Extracted records
-- BEGIN --

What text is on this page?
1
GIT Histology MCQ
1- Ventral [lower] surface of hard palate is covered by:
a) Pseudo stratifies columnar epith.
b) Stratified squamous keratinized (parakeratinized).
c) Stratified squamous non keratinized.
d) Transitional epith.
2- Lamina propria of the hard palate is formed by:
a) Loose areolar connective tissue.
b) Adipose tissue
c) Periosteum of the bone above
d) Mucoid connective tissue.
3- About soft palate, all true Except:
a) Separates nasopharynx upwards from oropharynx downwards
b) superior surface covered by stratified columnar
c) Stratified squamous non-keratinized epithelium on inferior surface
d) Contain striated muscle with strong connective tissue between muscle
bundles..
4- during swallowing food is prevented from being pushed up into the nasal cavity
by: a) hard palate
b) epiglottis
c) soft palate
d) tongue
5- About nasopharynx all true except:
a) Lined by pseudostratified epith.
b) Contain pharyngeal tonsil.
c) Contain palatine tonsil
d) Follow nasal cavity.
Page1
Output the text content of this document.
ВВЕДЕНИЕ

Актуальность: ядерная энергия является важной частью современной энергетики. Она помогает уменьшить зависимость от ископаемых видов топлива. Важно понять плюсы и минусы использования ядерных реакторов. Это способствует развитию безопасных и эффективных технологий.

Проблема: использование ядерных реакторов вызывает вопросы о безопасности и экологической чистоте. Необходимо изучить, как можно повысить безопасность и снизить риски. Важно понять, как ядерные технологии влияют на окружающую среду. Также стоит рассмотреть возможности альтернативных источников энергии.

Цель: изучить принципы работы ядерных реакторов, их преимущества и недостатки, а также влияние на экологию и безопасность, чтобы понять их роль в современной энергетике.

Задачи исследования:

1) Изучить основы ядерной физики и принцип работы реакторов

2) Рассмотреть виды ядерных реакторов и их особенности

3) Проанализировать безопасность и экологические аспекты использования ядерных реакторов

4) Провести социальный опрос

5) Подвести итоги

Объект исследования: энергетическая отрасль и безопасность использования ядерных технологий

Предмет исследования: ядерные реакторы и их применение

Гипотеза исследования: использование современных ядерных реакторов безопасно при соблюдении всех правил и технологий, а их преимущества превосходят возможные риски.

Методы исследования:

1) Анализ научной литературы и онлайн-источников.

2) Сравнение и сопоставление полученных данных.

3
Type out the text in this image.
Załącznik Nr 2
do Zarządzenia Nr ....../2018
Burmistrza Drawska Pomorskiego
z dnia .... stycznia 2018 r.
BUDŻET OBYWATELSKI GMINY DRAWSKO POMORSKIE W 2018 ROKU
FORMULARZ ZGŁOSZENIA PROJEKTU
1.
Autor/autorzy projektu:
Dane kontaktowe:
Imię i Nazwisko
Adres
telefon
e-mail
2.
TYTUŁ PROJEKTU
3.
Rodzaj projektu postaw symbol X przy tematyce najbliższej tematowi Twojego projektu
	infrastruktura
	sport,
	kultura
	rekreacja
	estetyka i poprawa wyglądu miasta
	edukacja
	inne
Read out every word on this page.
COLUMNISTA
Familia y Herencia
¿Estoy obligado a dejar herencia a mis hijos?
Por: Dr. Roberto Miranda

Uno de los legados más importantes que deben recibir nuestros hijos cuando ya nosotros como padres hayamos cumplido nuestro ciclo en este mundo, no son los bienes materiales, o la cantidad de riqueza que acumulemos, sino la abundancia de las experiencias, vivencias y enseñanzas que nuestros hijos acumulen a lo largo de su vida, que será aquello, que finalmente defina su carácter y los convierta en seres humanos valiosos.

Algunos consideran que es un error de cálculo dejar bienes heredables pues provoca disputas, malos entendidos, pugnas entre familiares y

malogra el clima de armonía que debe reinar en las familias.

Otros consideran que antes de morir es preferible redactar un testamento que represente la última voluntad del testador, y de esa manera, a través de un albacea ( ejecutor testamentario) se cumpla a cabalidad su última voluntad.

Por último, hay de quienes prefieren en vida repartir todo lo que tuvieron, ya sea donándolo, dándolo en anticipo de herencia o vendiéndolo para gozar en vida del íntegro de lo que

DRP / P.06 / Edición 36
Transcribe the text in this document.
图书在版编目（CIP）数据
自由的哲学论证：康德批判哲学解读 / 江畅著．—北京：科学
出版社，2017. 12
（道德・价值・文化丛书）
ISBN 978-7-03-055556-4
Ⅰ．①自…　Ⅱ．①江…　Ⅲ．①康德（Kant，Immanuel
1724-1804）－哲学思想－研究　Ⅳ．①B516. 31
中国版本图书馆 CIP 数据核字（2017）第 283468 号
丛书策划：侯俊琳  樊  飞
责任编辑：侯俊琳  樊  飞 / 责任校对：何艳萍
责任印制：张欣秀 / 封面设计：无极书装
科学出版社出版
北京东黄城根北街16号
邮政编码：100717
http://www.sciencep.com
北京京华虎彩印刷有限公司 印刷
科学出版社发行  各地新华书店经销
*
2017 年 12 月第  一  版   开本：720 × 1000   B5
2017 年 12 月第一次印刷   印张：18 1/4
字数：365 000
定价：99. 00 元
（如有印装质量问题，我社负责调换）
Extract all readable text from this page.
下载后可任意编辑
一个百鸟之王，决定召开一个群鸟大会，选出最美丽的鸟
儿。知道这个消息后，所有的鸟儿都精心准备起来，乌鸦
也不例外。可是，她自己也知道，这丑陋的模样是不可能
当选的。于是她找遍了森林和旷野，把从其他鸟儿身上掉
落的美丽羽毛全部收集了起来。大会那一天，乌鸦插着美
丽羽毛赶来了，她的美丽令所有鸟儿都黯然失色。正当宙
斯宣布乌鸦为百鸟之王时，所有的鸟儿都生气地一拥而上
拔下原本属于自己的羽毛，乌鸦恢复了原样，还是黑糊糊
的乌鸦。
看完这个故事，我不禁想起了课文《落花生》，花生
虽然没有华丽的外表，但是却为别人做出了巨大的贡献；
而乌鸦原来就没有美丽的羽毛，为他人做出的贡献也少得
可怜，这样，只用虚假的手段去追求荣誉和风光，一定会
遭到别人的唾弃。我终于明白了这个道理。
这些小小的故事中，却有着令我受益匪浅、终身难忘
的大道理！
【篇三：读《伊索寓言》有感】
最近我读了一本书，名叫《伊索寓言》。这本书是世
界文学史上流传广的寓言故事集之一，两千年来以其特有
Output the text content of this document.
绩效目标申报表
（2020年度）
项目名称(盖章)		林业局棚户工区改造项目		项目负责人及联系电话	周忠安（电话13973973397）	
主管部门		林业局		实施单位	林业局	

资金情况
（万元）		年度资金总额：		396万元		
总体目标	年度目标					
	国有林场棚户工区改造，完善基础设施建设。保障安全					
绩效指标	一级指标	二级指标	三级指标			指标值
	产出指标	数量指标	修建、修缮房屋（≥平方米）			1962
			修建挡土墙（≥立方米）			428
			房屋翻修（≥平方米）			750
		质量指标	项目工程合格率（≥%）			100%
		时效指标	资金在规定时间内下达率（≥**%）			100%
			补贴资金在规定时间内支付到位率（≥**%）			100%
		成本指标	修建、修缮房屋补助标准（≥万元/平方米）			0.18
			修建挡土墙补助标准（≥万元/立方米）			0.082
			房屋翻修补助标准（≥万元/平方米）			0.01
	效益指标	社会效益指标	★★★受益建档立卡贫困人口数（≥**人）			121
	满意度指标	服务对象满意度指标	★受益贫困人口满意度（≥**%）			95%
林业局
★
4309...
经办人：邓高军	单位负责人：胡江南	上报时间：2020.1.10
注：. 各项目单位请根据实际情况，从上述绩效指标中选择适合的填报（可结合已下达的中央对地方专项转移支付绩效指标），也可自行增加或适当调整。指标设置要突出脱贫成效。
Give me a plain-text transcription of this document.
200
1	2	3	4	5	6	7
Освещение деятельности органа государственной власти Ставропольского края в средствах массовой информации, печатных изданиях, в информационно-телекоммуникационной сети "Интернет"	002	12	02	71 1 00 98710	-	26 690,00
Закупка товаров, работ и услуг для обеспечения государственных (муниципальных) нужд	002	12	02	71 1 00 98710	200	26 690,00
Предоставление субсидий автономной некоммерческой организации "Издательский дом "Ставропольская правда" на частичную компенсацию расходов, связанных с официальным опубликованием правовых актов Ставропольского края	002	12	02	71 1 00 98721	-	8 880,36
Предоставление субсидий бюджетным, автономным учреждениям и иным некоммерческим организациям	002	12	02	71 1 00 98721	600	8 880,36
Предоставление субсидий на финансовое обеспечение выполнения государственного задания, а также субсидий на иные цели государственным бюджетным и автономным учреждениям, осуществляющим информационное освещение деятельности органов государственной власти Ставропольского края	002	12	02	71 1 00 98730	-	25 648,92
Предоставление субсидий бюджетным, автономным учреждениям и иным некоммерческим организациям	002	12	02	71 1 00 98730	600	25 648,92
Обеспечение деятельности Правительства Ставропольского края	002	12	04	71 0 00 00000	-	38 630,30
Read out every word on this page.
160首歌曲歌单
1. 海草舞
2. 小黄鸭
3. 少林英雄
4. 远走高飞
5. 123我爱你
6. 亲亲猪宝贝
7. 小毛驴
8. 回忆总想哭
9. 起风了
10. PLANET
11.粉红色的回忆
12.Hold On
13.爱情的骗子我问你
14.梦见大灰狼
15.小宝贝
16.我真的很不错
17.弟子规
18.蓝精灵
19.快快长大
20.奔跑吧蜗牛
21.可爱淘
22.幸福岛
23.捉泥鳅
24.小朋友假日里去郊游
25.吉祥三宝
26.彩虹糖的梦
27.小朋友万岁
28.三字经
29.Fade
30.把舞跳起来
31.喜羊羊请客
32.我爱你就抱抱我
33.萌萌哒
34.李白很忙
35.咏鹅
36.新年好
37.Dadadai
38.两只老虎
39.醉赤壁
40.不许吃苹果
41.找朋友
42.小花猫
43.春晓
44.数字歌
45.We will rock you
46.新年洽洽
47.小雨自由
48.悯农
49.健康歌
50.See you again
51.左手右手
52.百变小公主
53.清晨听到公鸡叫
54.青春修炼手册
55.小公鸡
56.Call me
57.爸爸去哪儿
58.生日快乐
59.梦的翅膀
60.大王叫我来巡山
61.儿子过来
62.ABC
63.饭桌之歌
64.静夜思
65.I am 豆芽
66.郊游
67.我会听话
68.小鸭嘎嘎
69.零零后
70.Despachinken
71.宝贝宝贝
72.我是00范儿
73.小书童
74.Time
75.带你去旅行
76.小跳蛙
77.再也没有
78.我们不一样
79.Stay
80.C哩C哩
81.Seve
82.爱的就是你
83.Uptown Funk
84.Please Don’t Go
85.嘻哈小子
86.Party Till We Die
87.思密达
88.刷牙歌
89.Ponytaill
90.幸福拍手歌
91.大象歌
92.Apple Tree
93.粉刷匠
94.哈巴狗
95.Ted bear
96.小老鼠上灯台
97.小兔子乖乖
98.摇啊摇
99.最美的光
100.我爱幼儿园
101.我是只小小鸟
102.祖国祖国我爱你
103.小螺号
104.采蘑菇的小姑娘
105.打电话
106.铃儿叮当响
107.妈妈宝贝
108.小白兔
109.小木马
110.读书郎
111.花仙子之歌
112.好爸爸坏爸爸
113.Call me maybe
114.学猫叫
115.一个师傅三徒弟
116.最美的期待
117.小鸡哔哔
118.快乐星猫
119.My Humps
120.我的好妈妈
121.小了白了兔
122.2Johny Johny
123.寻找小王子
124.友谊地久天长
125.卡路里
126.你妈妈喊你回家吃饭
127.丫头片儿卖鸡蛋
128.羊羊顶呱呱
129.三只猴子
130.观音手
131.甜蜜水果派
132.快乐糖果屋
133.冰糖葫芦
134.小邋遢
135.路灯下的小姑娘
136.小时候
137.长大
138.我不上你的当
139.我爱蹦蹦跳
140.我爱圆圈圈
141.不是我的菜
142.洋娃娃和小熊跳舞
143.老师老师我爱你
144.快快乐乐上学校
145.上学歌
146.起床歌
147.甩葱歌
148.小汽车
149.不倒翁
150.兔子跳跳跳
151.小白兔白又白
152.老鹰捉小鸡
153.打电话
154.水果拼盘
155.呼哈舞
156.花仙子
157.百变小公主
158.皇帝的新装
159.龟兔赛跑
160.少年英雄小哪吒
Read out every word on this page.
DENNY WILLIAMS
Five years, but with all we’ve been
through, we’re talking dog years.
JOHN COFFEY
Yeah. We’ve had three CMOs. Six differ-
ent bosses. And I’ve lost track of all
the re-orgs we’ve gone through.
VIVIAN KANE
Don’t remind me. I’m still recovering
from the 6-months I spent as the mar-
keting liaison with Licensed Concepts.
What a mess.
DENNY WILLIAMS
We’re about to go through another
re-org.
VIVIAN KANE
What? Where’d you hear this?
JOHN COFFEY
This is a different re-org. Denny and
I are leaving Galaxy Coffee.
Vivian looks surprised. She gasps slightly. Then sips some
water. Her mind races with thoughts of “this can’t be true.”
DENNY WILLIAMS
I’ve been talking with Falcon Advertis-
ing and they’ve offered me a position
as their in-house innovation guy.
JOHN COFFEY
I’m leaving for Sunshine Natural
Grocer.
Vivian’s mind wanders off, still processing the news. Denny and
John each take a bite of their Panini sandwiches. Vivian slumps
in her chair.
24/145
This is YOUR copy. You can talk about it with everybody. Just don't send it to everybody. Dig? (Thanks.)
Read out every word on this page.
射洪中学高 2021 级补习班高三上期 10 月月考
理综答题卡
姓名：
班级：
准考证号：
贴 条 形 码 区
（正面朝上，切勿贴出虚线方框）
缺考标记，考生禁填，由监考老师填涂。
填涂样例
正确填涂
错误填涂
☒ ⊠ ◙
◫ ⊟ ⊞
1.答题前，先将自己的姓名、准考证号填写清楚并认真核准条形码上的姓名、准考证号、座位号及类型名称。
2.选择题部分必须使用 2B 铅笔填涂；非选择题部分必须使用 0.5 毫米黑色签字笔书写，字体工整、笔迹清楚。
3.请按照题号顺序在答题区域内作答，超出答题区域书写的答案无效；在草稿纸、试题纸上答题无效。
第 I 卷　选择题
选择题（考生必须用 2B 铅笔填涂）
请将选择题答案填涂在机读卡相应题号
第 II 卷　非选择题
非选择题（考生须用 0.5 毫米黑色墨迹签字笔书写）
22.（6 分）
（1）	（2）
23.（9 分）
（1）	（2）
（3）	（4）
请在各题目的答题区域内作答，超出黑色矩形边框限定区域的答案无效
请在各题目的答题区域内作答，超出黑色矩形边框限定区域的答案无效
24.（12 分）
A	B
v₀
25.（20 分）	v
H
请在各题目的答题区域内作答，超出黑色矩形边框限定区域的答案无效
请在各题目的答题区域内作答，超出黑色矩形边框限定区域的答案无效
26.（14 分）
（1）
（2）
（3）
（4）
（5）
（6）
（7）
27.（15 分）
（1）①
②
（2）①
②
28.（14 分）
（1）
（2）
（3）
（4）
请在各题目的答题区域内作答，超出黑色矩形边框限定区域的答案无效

-- END --

Your objective
Pull out each line containing the word "nasal" and copy it.

Written answer
4- during swallowing food is prevented from being pushed up into the nasal cavity
d) Follow nasal cavity.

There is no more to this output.